Transcribe every line, keeping it exact.
================================
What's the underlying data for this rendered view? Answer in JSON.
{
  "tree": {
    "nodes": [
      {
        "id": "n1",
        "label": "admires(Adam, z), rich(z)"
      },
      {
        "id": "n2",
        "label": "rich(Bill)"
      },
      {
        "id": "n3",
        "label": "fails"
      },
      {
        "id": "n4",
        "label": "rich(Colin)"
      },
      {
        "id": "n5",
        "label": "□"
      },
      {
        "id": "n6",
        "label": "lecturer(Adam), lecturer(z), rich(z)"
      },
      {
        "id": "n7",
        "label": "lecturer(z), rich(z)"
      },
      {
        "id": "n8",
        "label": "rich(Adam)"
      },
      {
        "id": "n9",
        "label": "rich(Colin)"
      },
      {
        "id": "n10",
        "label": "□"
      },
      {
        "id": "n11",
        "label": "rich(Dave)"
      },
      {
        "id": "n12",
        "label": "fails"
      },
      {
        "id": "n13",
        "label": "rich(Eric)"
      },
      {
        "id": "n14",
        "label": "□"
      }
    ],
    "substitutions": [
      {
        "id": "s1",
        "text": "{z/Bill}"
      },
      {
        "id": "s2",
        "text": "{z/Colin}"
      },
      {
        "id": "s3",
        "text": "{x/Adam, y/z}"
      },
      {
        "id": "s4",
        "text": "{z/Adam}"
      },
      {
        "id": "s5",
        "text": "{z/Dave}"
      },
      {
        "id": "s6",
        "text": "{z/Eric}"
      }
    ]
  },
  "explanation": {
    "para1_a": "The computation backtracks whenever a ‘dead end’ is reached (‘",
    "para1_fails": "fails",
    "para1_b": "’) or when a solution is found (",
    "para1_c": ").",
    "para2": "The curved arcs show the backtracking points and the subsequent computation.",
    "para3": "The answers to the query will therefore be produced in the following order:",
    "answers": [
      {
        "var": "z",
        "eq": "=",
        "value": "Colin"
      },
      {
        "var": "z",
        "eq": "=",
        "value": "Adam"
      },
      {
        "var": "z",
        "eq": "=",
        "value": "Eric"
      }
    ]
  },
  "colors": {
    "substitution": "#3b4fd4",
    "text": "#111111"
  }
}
================================
SOLUTION >>
What's the underlying data for this rendered view? Answer in JSON.
{
  "tree": {
    "nodes": [
      {
        "id": "n1",
        "label": "admires(Adam, z), rich(z)"
      },
      {
        "id": "n2",
        "label": "rich(Bill)"
      },
      {
        "id": "n3",
        "label": "fails"
      },
      {
        "id": "n4",
        "label": "rich(Colin)"
      },
      {
        "id": "n5",
        "label": "□"
      },
      {
        "id": "n6",
        "label": "lecturer(Adam), lecturer(z), rich(z)"
      },
      {
        "id": "n7",
        "label": "lecturer(z), rich(z)"
      },
      {
        "id": "n8",
        "label": "rich(Adam)"
      },
      {
        "id": "n9",
        "label": "rich(Colin)"
      },
      {
        "id": "n10",
        "label": "□"
      },
      {
        "id": "n11",
        "label": "rich(Dave)"
      },
      {
        "id": "n12",
        "label": "fails"
      },
      {
        "id": "n13",
        "label": "rich(Eric)"
      },
      {
        "id": "n14",
        "label": "□"
      }
    ],
    "substitutions": [
      {
        "id": "s1",
        "text": "{z/Bill}"
      },
      {
        "id": "s2",
        "text": "{z/Colin}"
      },
      {
        "id": "s3",
        "text": "{x/Adam, y/z}"
      },
      {
        "id": "s4",
        "text": "{z/Adam}"
      },
      {
        "id": "s5",
        "text": "{z/Dave}"
      },
      {
        "id": "s6",
        "text": "{z/Eric}"
      }
    ]
  },
  "explanation": {
    "para1_a": "The computation backtracks whenever a ‘dead end’ is reached (‘",
    "para1_fails": "fails",
    "para1_b": "’) or when a solution is found (",
    "para1_c": ").",
    "para2": "The curved arcs show the backtracking points and the subsequent computation.",
    "para3": "The answers to the query will therefore be produced in the following order:",
    "answers": [
      {
        "var": "z",
        "eq": "=",
        "value": "Colin"
      },
      {
        "var": "z",
        "eq": "=",
        "value": "Adam"
      },
      {
        "var": "z",
        "eq": "=",
        "value": "Eric"
      }
    ]
  },
  "colors": {
    "substitution": "#3b4fd4",
    "text": "#111111"
  }
}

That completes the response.